Task instructions
Lines containing the word "个体经济" should be extracted in full.

The input
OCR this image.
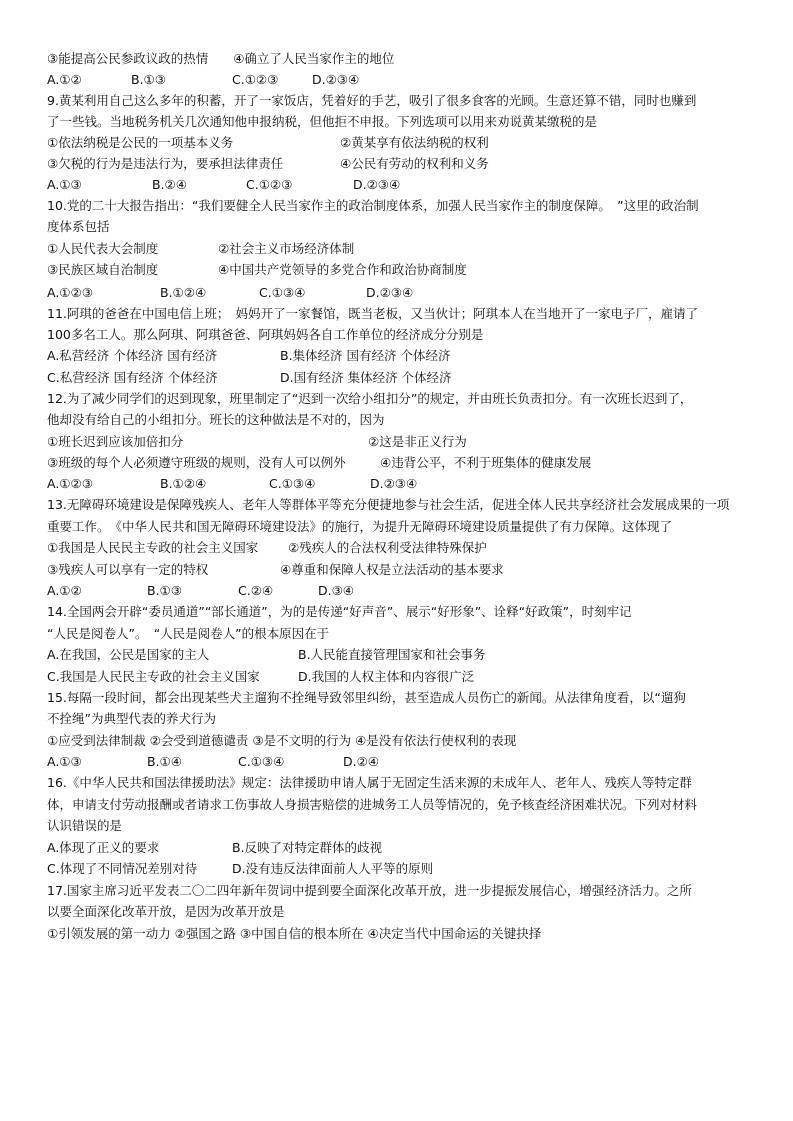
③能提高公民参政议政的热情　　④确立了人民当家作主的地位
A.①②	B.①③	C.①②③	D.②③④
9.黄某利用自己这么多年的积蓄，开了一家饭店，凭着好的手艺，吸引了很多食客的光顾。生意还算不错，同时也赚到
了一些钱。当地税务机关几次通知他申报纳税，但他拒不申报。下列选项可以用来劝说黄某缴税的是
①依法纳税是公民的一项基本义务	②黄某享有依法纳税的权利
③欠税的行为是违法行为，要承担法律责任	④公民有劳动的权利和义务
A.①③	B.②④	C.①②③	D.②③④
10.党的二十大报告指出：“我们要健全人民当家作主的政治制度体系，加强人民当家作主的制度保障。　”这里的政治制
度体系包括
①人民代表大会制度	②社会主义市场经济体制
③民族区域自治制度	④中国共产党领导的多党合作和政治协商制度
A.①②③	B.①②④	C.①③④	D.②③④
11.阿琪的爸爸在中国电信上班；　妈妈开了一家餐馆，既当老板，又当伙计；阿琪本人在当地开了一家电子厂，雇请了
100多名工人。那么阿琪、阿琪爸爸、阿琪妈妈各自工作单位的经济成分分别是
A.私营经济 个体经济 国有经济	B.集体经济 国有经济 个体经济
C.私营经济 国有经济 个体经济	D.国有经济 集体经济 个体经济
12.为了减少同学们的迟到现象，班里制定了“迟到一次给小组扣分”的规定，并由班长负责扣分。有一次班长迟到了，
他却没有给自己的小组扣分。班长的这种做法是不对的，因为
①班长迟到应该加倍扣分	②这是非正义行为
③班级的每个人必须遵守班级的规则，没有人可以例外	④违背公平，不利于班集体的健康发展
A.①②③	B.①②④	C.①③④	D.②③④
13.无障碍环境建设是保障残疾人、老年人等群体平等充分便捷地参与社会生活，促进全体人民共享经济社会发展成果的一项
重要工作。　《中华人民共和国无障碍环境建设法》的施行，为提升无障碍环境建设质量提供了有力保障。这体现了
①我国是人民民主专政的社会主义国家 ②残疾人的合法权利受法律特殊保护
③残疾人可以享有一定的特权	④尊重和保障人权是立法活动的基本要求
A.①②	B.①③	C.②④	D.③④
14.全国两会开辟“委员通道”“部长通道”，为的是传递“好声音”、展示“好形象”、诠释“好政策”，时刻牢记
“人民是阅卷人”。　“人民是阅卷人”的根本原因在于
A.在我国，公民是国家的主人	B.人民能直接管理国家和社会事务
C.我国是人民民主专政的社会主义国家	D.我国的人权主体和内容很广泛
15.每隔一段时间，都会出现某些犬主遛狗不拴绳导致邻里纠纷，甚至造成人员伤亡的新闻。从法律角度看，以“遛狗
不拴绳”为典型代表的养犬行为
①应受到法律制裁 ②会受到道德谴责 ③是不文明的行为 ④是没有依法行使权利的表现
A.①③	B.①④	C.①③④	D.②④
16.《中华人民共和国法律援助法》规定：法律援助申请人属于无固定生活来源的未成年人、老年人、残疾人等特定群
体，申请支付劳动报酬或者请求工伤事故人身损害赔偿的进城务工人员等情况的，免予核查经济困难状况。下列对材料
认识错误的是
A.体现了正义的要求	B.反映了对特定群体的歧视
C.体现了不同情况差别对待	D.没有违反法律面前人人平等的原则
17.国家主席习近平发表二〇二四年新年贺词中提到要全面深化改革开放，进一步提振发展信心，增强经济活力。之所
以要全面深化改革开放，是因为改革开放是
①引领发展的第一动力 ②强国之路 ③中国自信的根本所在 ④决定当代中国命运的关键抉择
...
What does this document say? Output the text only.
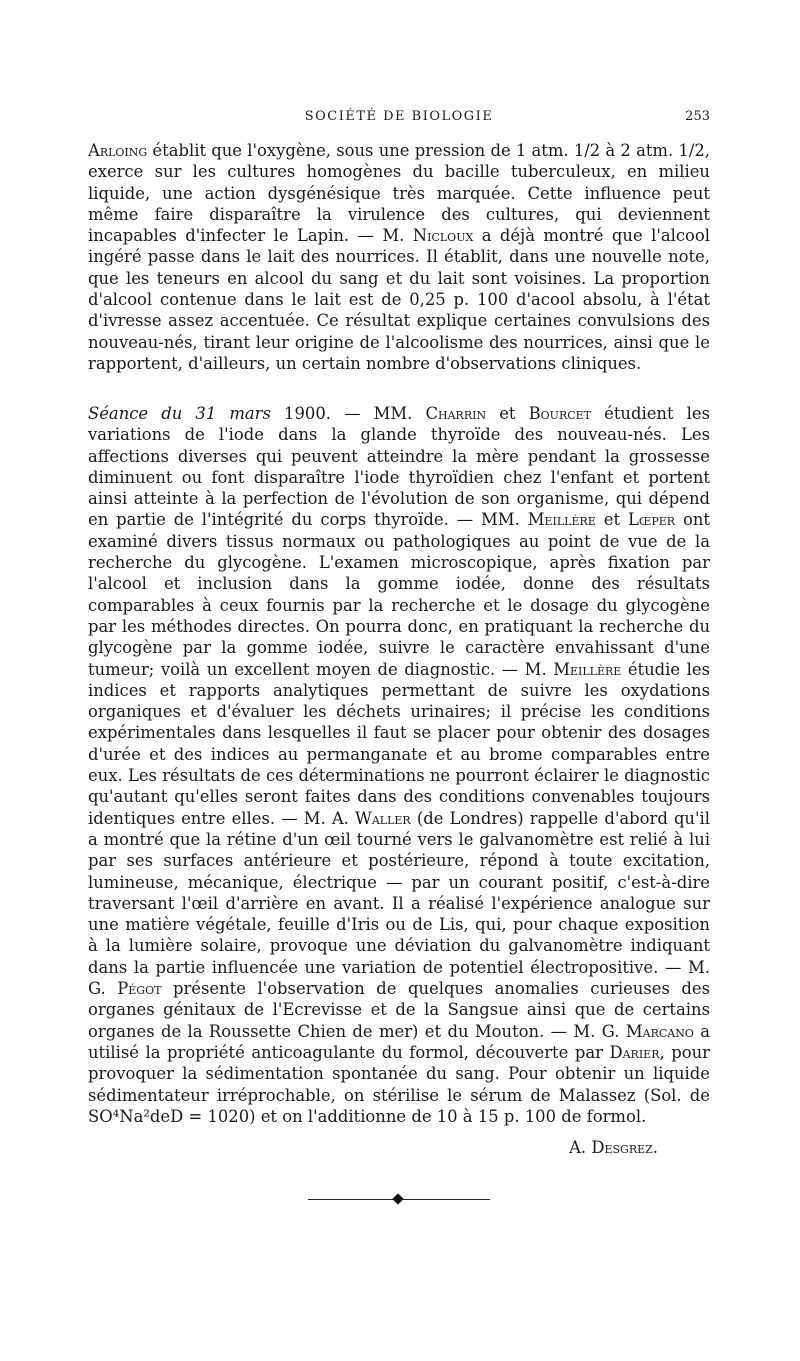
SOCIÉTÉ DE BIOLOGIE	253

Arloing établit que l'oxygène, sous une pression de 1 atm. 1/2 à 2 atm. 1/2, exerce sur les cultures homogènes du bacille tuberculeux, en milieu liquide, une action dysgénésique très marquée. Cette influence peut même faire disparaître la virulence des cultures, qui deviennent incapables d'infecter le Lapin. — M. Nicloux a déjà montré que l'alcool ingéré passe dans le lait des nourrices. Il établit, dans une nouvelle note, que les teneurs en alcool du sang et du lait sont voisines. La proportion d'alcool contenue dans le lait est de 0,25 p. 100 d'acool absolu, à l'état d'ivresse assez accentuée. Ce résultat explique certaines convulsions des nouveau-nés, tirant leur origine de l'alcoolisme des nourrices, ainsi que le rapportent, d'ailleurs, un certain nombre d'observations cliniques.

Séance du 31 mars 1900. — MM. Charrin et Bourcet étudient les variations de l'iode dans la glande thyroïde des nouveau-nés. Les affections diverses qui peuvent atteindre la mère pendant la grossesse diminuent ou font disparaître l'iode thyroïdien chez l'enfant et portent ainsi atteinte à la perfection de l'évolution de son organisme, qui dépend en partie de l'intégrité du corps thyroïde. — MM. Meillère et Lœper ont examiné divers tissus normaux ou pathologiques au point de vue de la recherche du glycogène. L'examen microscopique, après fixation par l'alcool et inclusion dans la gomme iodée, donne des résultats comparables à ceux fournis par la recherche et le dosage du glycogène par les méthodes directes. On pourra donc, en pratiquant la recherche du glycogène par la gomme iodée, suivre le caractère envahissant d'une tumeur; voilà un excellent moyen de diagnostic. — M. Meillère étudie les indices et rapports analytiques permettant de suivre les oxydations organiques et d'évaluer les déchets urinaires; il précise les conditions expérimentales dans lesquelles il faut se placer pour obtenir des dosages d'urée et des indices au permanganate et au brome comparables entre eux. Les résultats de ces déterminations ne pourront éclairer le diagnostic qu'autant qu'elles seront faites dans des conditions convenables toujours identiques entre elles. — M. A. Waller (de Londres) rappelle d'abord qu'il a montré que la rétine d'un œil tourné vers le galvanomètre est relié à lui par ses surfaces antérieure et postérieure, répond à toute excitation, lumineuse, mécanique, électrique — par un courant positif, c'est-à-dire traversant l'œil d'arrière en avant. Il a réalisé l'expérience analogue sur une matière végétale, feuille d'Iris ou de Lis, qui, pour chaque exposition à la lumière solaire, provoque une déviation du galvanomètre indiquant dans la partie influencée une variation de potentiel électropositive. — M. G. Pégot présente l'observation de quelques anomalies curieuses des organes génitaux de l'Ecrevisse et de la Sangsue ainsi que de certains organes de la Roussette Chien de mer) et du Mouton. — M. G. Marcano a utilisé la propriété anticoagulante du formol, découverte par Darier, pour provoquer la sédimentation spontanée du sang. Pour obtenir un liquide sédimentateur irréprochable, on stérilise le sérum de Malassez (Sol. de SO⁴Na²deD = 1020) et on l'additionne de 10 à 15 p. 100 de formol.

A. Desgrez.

Task result
A.私营经济 个体经济 国有经济	B.集体经济 国有经济 个体经济
C.私营经济 国有经济 个体经济	D.国有经济 集体经济 个体经济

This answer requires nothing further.